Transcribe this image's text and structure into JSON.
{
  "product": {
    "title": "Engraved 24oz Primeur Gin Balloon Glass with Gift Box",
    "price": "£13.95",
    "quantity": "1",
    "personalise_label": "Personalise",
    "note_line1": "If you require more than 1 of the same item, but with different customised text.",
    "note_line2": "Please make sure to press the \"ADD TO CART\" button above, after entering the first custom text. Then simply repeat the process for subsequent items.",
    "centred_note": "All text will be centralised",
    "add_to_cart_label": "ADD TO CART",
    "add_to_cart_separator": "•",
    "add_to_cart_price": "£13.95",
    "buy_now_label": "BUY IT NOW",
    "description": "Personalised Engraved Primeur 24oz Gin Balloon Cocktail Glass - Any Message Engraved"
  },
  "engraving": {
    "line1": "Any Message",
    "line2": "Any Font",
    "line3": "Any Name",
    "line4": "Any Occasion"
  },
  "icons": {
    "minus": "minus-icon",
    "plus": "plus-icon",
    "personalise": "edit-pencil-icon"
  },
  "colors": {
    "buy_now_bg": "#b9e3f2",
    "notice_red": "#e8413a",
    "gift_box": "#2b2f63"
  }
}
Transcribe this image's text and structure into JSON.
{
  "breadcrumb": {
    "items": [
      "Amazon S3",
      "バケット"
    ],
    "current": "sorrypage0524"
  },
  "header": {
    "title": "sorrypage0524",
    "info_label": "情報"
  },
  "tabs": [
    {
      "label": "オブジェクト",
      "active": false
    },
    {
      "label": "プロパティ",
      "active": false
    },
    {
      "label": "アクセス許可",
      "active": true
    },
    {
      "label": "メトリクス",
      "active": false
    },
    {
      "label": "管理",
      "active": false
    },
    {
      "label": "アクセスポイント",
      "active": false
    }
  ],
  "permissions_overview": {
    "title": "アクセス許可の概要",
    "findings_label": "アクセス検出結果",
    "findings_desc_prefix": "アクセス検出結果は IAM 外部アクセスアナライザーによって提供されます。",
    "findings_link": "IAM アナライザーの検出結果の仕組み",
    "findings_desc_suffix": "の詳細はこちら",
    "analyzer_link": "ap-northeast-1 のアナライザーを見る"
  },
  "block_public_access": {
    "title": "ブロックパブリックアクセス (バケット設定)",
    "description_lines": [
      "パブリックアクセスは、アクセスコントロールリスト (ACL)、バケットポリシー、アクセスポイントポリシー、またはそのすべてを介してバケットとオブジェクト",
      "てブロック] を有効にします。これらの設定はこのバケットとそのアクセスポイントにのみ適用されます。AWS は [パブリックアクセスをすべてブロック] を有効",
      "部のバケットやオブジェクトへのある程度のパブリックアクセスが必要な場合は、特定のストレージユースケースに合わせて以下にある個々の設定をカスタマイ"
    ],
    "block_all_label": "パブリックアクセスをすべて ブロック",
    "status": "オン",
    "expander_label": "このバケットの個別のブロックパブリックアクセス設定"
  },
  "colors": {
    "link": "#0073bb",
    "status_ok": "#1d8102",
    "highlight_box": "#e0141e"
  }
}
____________
Using the listing above, show every line that includes the string "Primeur".

    "title": "Engraved 24oz Primeur Gin Balloon Glass with Gift Box",
    "description": "Personalised Engraved Primeur 24oz Gin Balloon Cocktail Glass - Any Message Engraved"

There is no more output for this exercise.